== The task ==
Give only the number of lines in the records below that contain the word "tyrimų".

--- begin ---

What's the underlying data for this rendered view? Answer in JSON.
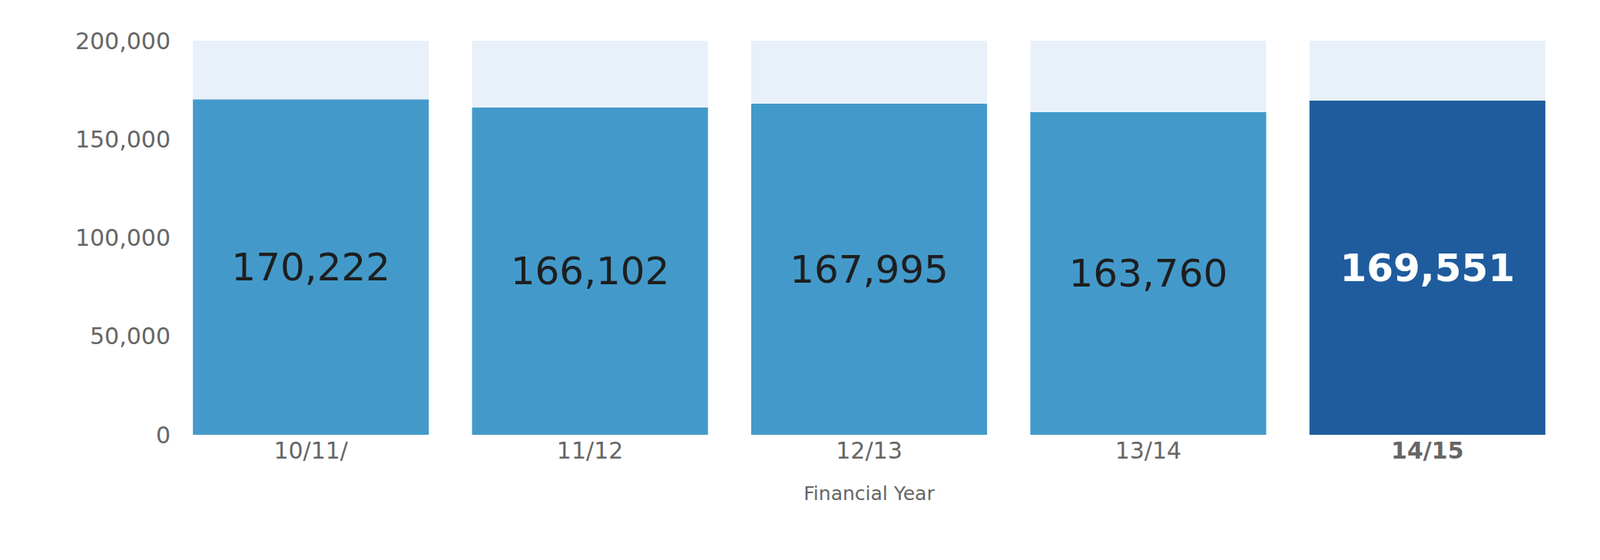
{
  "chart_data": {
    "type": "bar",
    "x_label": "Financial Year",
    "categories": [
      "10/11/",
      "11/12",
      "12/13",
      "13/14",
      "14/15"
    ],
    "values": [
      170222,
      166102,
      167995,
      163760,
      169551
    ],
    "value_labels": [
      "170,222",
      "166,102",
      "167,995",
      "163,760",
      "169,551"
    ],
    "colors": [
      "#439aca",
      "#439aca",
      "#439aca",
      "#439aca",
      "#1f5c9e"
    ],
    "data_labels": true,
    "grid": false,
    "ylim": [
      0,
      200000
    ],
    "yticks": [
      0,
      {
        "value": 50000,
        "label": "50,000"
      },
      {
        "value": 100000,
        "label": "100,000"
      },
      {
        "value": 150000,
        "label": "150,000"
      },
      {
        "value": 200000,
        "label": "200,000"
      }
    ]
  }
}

--- end ---
--- begin ---

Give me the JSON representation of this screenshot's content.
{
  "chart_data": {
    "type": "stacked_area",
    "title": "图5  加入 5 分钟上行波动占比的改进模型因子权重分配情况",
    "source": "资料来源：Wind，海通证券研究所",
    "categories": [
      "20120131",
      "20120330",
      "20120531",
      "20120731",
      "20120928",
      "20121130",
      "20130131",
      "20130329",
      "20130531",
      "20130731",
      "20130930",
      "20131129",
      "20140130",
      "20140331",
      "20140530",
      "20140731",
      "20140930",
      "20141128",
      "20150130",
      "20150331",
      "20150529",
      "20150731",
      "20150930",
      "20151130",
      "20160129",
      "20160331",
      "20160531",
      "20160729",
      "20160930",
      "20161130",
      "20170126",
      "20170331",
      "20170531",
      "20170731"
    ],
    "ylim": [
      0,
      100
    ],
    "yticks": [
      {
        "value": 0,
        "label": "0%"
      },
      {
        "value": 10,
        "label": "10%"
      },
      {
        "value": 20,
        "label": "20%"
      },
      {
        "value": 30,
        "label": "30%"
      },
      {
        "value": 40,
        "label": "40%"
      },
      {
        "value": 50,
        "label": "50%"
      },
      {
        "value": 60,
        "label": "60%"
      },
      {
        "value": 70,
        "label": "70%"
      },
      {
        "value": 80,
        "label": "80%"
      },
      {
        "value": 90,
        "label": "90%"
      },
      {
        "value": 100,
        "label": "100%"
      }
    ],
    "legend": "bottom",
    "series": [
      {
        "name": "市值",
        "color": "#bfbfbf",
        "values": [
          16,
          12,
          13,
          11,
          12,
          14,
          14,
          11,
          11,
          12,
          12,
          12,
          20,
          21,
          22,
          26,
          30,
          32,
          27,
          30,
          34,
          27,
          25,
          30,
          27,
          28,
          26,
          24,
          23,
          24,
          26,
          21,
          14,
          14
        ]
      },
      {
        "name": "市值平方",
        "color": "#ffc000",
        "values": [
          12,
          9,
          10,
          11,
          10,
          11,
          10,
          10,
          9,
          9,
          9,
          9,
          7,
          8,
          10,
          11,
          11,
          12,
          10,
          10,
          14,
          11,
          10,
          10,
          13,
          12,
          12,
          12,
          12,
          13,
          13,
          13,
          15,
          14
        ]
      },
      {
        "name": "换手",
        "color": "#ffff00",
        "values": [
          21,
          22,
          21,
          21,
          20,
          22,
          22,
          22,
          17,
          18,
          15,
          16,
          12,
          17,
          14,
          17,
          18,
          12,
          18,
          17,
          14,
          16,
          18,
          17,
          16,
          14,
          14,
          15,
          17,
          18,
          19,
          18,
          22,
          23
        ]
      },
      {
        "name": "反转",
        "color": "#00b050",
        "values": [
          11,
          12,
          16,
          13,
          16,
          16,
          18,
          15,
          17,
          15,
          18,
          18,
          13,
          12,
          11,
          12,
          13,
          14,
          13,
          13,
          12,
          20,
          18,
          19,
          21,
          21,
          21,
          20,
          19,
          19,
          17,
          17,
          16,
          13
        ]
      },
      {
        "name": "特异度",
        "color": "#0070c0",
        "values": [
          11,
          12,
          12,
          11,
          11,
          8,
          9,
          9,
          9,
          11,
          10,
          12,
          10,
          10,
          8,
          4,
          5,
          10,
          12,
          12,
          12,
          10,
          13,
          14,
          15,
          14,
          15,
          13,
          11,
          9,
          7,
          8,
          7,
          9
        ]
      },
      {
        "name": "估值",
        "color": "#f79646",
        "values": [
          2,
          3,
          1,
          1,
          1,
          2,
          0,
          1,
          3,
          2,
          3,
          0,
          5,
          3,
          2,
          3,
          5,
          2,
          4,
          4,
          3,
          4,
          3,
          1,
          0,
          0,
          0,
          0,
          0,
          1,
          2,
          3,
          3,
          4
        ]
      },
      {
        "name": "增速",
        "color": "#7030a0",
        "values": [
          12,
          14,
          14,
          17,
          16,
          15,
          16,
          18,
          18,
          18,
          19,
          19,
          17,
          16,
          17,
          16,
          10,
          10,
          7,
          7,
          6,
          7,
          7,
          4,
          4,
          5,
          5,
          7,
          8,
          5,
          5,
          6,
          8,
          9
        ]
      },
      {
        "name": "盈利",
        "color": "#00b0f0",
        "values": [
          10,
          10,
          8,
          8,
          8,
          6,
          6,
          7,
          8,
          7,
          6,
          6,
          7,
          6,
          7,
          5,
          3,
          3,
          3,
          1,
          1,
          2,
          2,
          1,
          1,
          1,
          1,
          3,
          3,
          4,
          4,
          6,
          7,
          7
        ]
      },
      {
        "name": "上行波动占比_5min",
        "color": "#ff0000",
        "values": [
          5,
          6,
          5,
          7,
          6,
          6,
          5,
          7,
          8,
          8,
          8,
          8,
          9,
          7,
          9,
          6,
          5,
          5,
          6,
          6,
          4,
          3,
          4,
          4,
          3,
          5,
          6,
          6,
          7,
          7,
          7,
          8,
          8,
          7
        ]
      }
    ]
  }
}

--- end ---
--- begin ---

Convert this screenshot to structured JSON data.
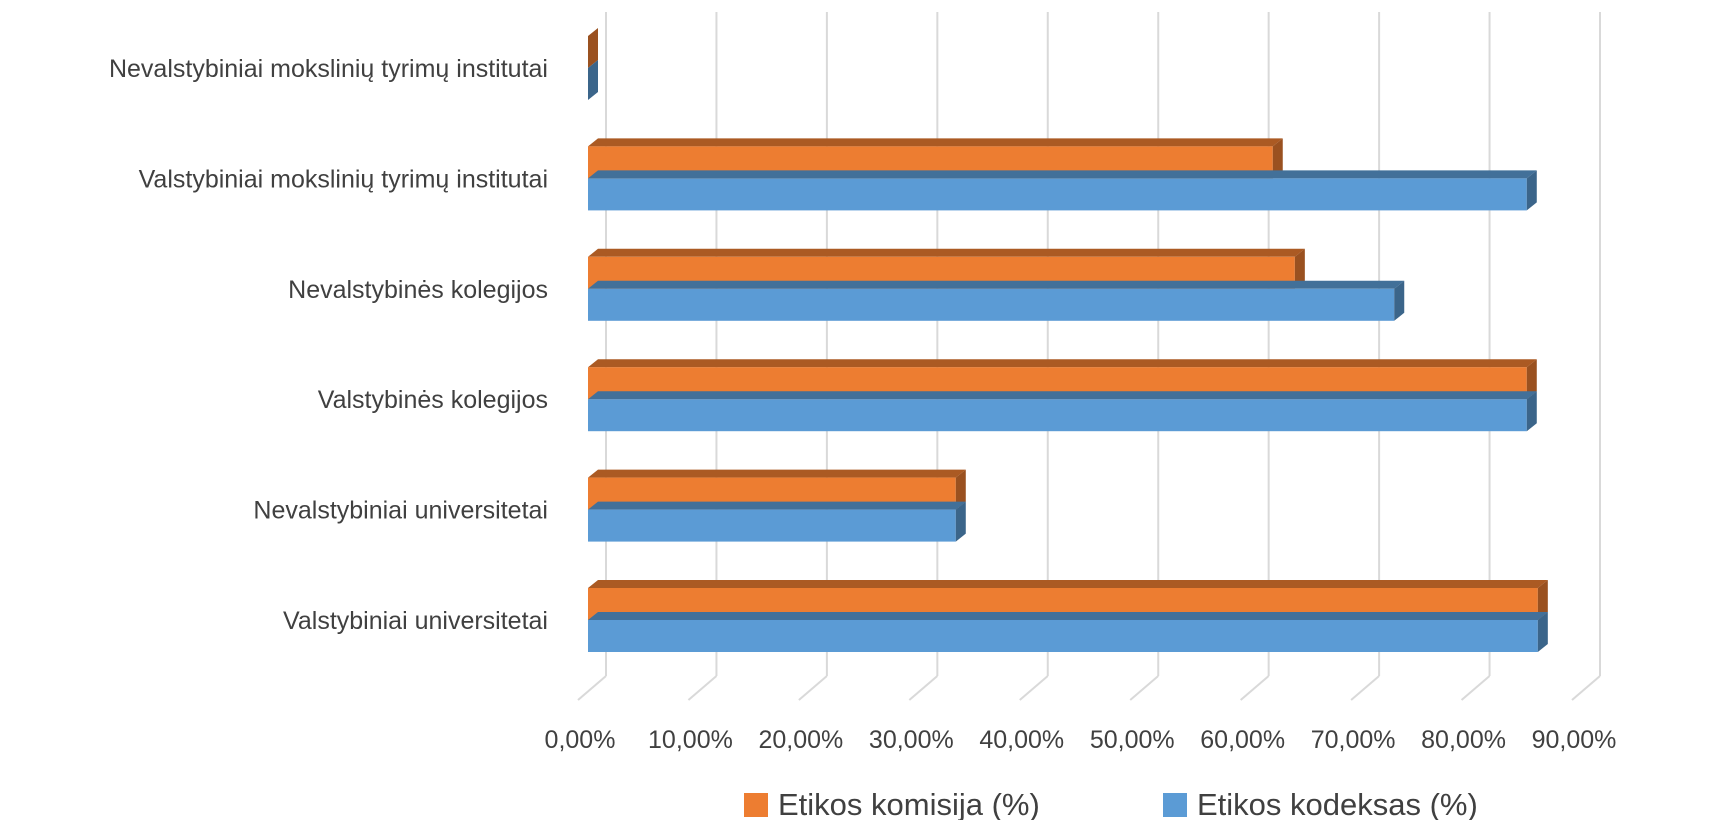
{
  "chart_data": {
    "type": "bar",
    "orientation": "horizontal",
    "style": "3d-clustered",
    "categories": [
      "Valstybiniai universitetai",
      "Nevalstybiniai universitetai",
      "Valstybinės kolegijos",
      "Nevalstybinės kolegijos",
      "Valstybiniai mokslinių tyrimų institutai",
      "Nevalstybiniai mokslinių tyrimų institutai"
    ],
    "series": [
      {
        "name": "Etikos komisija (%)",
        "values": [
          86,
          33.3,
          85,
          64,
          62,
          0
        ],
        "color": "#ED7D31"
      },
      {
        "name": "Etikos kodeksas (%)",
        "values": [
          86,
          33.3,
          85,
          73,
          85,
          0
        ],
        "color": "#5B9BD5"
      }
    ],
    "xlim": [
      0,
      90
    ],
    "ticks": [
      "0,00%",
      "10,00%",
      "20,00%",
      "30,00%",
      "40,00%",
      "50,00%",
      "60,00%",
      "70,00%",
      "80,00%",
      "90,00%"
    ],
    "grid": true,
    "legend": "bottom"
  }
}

--- end ---

== Answer ==
2